# Goal:
From the listing below, copy every line with the word "this".

Stored items:
★ ★ ★ ★

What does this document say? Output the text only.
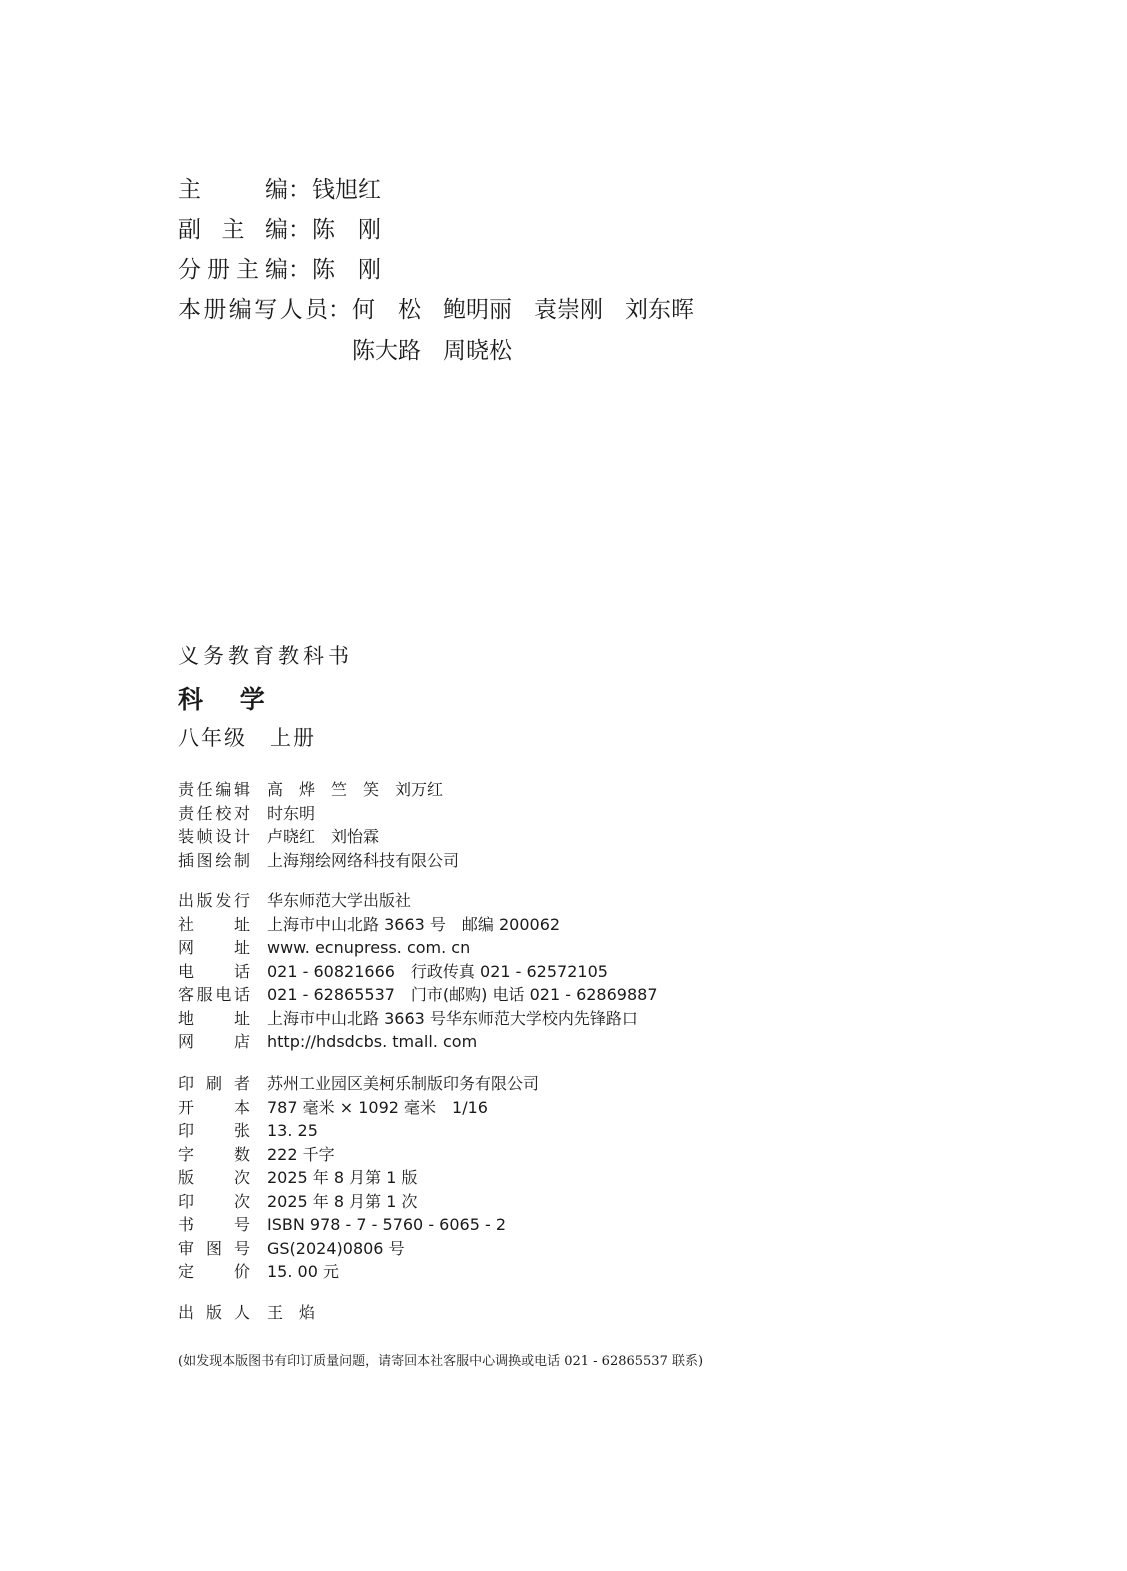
主编：钱旭红
副主编：陈　刚
分册主编：陈　刚
本册编写人员：何　松 鲍明丽 袁崇刚 刘东晖
陈大路 周晓松
义务教育教科书
科 学
八年级　上册
责任编辑 高　烨　竺　笑　刘万红
责任校对 时东明
装帧设计 卢晓红　刘怡霖
插图绘制 上海翔绘网络科技有限公司
出版发行 华东师范大学出版社
社址 上海市中山北路 3663 号　邮编 200062
网址 www. ecnupress. com. cn
电话 021 - 60821666　行政传真 021 - 62572105
客服电话 021 - 62865537　门市(邮购) 电话 021 - 62869887
地址 上海市中山北路 3663 号华东师范大学校内先锋路口
网店 http://hdsdcbs. tmall. com
印刷者 苏州工业园区美柯乐制版印务有限公司
开本 787 毫米 × 1092 毫米　1/16
印张 13. 25
字数 222 千字
版次 2025 年 8 月第 1 版
印次 2025 年 8 月第 1 次
书号 ISBN 978 - 7 - 5760 - 6065 - 2
审图号 GS(2024)0806 号
定价 15. 00 元
出版人 王　焰
(如发现本版图书有印订质量问题，请寄回本社客服中心调换或电话 021 - 62865537 联系)
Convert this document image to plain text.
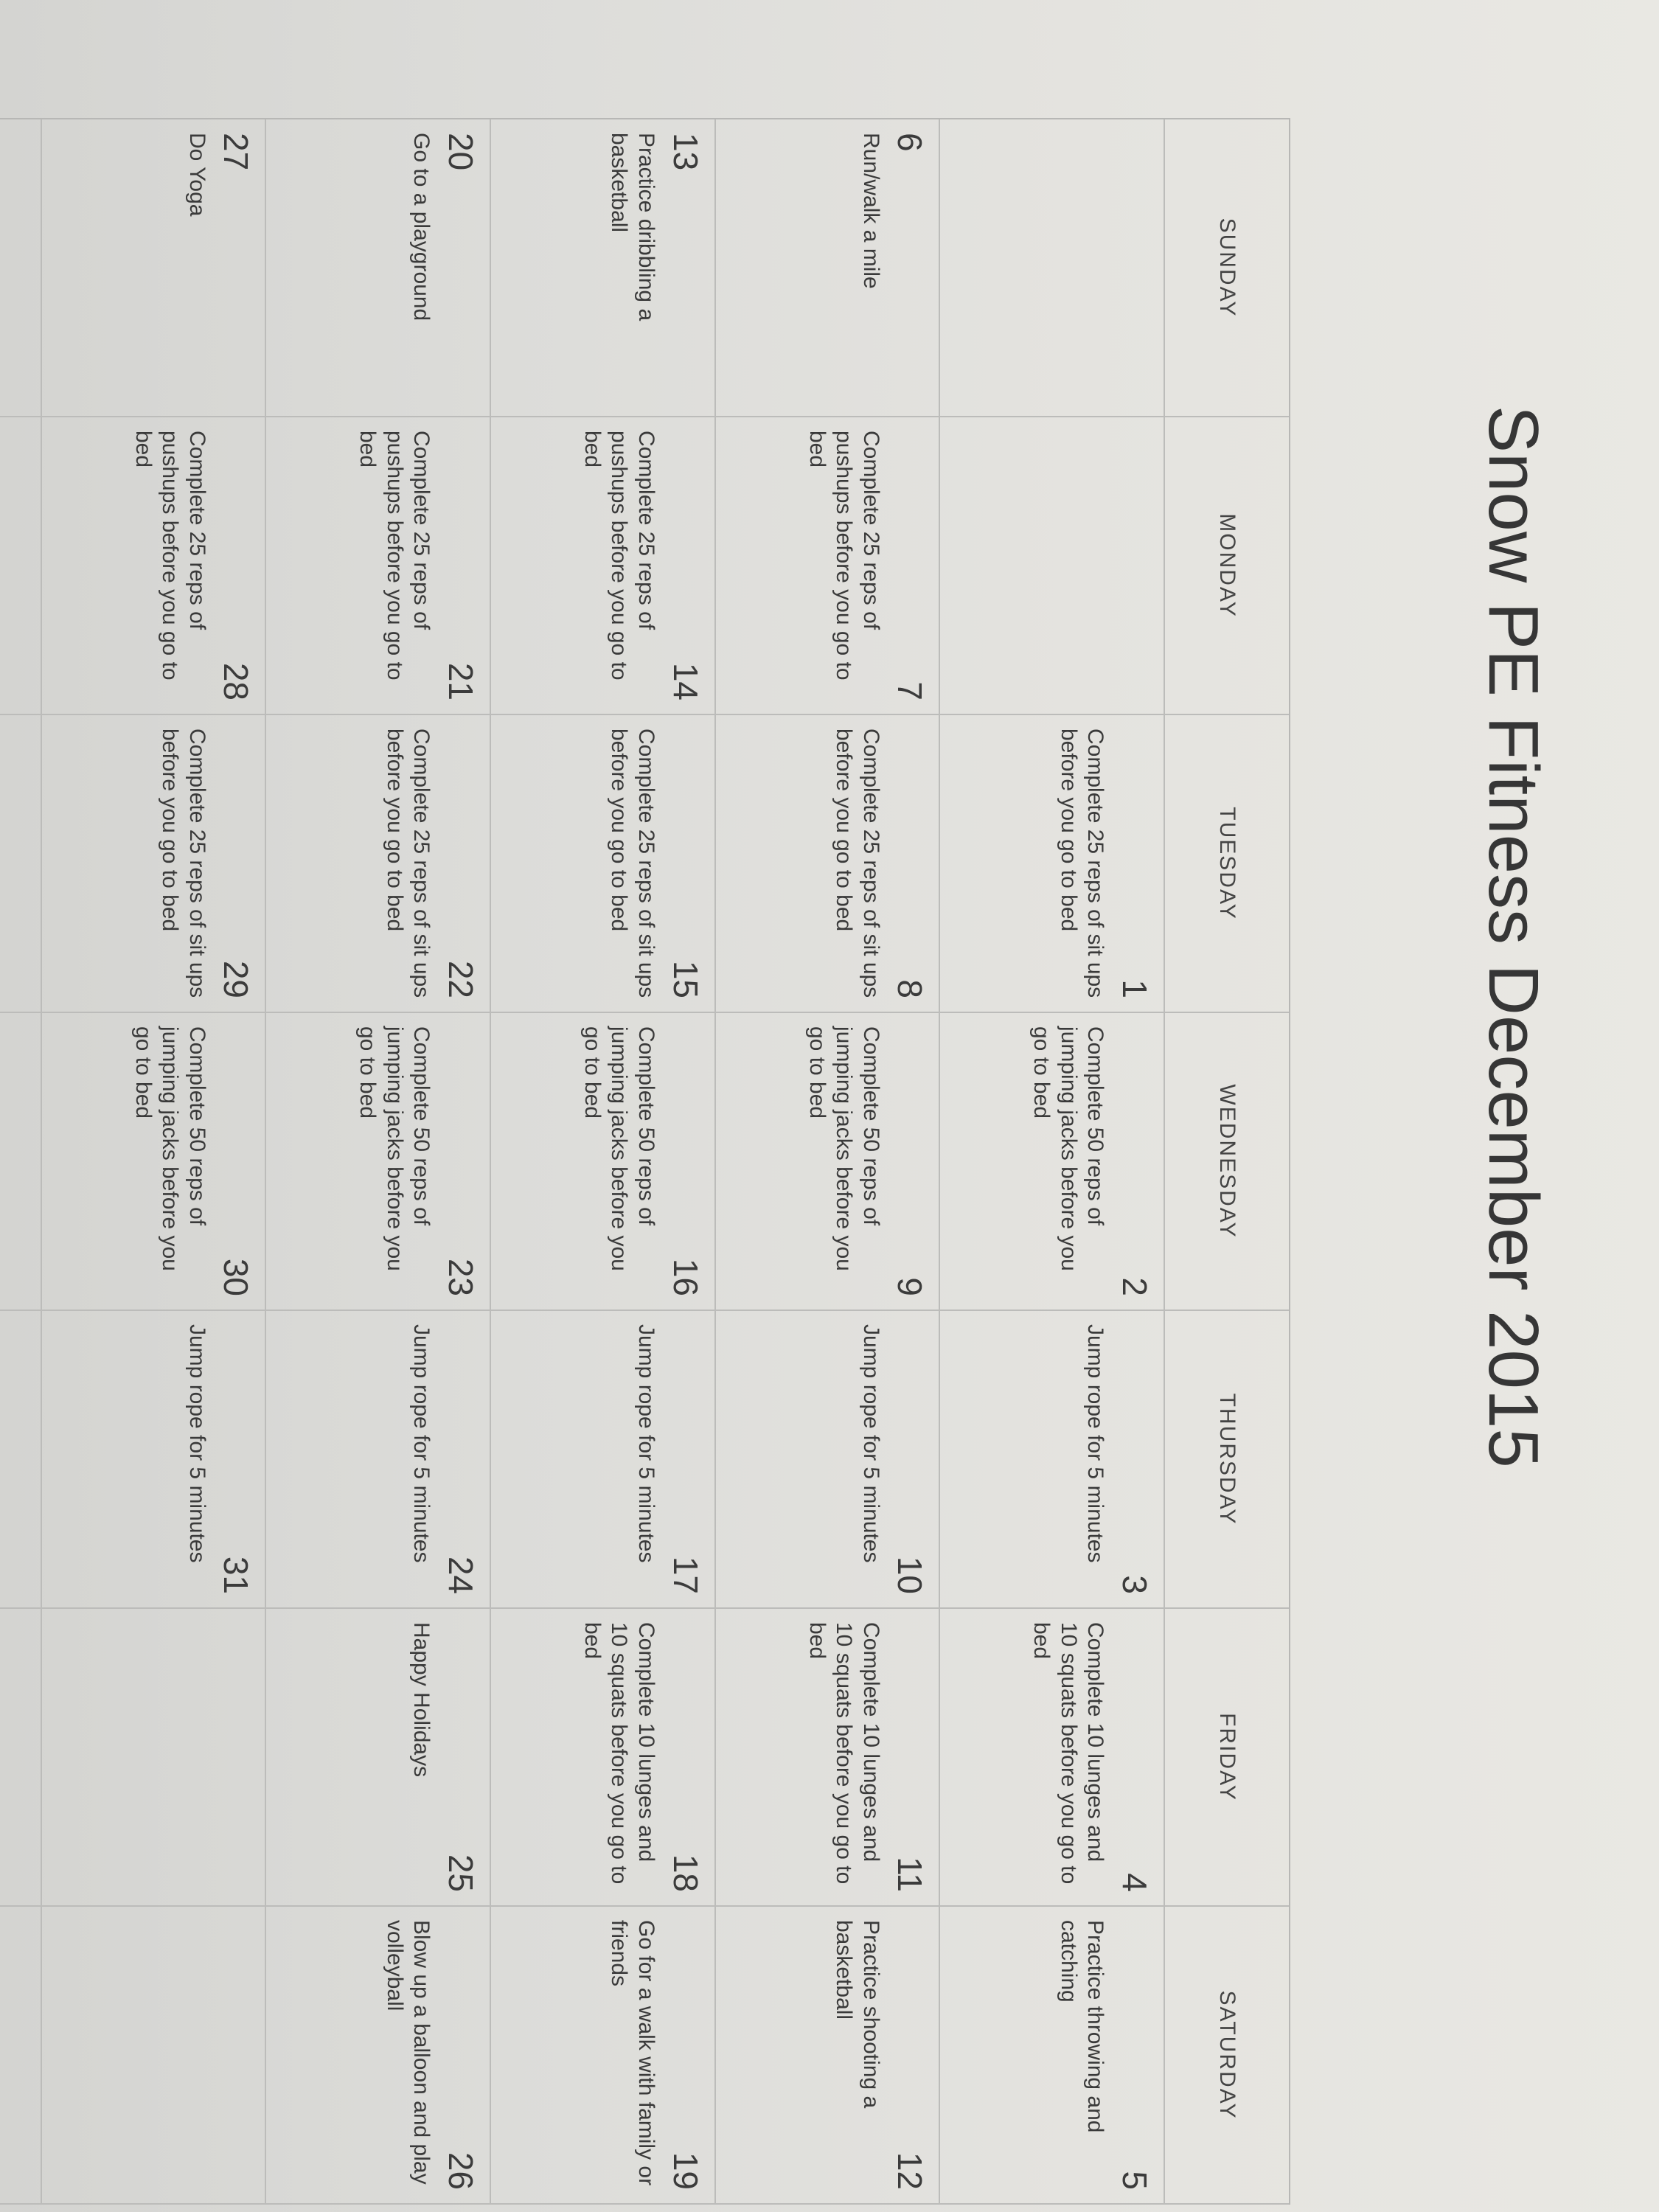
Snow PE Fitness December 2015
SUNDAY
MONDAY
TUESDAY
WEDNESDAY
THURSDAY
FRIDAY
SATURDAY
1
Complete 25 reps of sit ups before you go to bed
2
Complete 50 reps of jumping jacks before you go to bed
3
Jump rope for 5 minutes
4
Complete 10 lunges and 10 squats before you go to bed
5
Practice throwing and catching
6
Run/walk a mile
7
Complete 25 reps of pushups before you go to bed
8
Complete 25 reps of sit ups before you go to bed
9
Complete 50 reps of jumping jacks before you go to bed
10
Jump rope for 5 minutes
11
Complete 10 lunges and 10 squats before you go to bed
12
Practice shooting a basketball
13
Practice dribbling a basketball
14
Complete 25 reps of pushups before you go to bed
15
Complete 25 reps of sit ups before you go to bed
16
Complete 50 reps of jumping jacks before you go to bed
17
Jump rope for 5 minutes
18
Complete 10 lunges and 10 squats before you go to bed
19
Go for a walk with family or friends
20
Go to a playground
21
Complete 25 reps of pushups before you go to bed
22
Complete 25 reps of sit ups before you go to bed
23
Complete 50 reps of jumping jacks before you go to bed
24
Jump rope for 5 minutes
25
Happy Holidays
26
Blow up a balloon and play volleyball
27
Do Yoga
28
Complete 25 reps of pushups before you go to bed
29
Complete 25 reps of sit ups before you go to bed
30
Complete 50 reps of jumping jacks before you go to bed
31
Jump rope for 5 minutes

★ ★ ★ ★

# Response to the task:
What does this document say? Output the text only.
Convert this document image to plain text.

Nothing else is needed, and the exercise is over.